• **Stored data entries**

§ §

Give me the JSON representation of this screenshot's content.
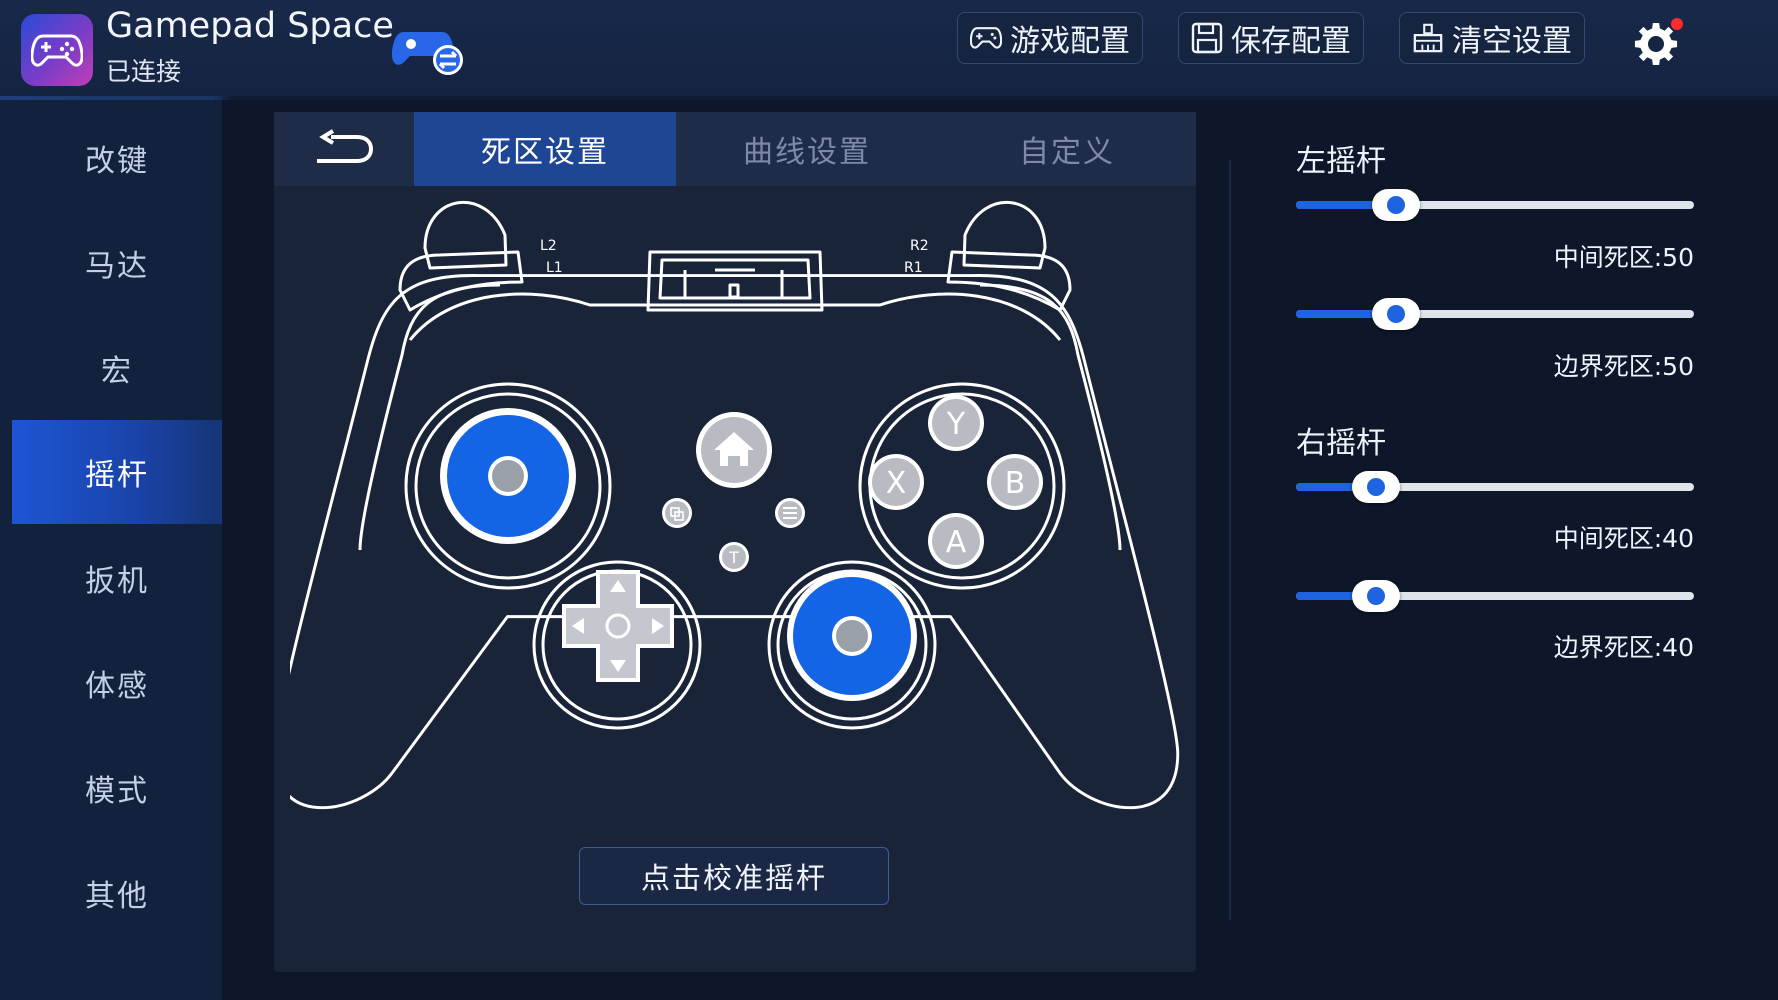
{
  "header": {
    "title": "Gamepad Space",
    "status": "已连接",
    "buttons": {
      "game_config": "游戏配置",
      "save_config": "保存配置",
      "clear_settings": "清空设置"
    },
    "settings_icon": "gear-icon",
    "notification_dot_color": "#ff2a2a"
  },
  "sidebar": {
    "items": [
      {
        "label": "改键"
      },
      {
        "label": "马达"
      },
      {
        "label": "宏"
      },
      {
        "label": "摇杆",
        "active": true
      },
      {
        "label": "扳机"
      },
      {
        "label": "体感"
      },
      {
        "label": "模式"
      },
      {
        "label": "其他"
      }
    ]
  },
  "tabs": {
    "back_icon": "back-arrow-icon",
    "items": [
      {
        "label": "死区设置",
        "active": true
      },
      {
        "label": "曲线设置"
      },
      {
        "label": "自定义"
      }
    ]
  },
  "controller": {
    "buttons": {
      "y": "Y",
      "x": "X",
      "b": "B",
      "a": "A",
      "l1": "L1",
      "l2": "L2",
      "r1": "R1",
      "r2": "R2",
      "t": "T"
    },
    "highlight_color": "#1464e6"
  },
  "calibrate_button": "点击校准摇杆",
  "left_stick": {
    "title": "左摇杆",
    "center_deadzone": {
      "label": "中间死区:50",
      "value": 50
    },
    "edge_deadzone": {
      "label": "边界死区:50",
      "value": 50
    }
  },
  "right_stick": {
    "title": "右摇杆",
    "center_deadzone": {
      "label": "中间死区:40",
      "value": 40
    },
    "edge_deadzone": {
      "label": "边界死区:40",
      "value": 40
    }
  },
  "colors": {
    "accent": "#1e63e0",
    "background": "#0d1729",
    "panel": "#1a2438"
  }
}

§ §

• **Exercise details**
Answer with one number only: how many lines above contain the word "title".

• **Task answer**
3